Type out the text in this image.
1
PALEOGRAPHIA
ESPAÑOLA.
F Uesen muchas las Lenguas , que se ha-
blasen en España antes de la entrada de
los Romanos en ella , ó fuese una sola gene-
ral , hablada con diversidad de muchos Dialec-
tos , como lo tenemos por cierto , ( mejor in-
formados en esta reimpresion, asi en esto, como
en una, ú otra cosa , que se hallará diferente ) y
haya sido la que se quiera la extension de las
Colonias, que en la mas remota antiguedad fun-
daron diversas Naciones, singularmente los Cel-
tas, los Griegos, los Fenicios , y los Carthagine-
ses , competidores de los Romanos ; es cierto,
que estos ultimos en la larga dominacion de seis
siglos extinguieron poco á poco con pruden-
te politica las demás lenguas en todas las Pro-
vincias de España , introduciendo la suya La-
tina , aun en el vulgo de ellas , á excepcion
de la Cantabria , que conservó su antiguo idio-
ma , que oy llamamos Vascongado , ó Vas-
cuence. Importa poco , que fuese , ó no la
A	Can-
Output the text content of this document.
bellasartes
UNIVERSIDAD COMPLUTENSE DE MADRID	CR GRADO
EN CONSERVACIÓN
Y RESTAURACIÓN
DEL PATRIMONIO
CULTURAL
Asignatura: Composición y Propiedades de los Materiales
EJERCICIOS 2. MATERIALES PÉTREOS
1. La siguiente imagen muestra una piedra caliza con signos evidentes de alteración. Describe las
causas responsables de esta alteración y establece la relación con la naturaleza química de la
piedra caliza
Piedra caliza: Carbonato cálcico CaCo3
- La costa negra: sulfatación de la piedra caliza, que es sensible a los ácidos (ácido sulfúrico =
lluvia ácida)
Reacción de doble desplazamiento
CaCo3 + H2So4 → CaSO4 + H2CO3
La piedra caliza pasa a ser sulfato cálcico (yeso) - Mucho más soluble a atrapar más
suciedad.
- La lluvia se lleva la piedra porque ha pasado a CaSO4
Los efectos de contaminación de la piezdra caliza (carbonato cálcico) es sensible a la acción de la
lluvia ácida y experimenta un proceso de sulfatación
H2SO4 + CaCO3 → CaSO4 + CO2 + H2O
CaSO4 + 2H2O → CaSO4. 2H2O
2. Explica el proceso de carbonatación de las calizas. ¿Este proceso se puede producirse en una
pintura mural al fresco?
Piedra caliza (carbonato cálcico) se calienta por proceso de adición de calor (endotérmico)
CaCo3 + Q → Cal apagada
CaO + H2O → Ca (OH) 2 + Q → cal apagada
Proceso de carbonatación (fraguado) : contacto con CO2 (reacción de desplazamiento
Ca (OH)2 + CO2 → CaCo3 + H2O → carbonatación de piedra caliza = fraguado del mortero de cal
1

- [Exercise task]: Print all of the entries exactly as they are written.

- [Solution below]:
Type out the text in this image.
1
PALEOGRAPHIA
ESPAÑOLA.
F Uesen muchas las Lenguas , que se ha-
blasen en España antes de la entrada de
los Romanos en ella , ó fuese una sola gene-
ral , hablada con diversidad de muchos Dialec-
tos , como lo tenemos por cierto , ( mejor in-
formados en esta reimpresion, asi en esto, como
en una, ú otra cosa , que se hallará diferente ) y
haya sido la que se quiera la extension de las
Colonias, que en la mas remota antiguedad fun-
daron diversas Naciones, singularmente los Cel-
tas, los Griegos, los Fenicios , y los Carthagine-
ses , competidores de los Romanos ; es cierto,
que estos ultimos en la larga dominacion de seis
siglos extinguieron poco á poco con pruden-
te politica las demás lenguas en todas las Pro-
vincias de España , introduciendo la suya La-
tina , aun en el vulgo de ellas , á excepcion
de la Cantabria , que conservó su antiguo idio-
ma , que oy llamamos Vascongado , ó Vas-
cuence. Importa poco , que fuese , ó no la
A	Can-
Output the text content of this document.
bellasartes
UNIVERSIDAD COMPLUTENSE DE MADRID	CR GRADO
EN CONSERVACIÓN
Y RESTAURACIÓN
DEL PATRIMONIO
CULTURAL
Asignatura: Composición y Propiedades de los Materiales
EJERCICIOS 2. MATERIALES PÉTREOS
1. La siguiente imagen muestra una piedra caliza con signos evidentes de alteración. Describe las
causas responsables de esta alteración y establece la relación con la naturaleza química de la
piedra caliza
Piedra caliza: Carbonato cálcico CaCo3
- La costa negra: sulfatación de la piedra caliza, que es sensible a los ácidos (ácido sulfúrico =
lluvia ácida)
Reacción de doble desplazamiento
CaCo3 + H2So4 → CaSO4 + H2CO3
La piedra caliza pasa a ser sulfato cálcico (yeso) - Mucho más soluble a atrapar más
suciedad.
- La lluvia se lleva la piedra porque ha pasado a CaSO4
Los efectos de contaminación de la piezdra caliza (carbonato cálcico) es sensible a la acción de la
lluvia ácida y experimenta un proceso de sulfatación
H2SO4 + CaCO3 → CaSO4 + CO2 + H2O
CaSO4 + 2H2O → CaSO4. 2H2O
2. Explica el proceso de carbonatación de las calizas. ¿Este proceso se puede producirse en una
pintura mural al fresco?
Piedra caliza (carbonato cálcico) se calienta por proceso de adición de calor (endotérmico)
CaCo3 + Q → Cal apagada
CaO + H2O → Ca (OH) 2 + Q → cal apagada
Proceso de carbonatación (fraguado) : contacto con CO2 (reacción de desplazamiento
Ca (OH)2 + CO2 → CaCo3 + H2O → carbonatación de piedra caliza = fraguado del mortero de cal
1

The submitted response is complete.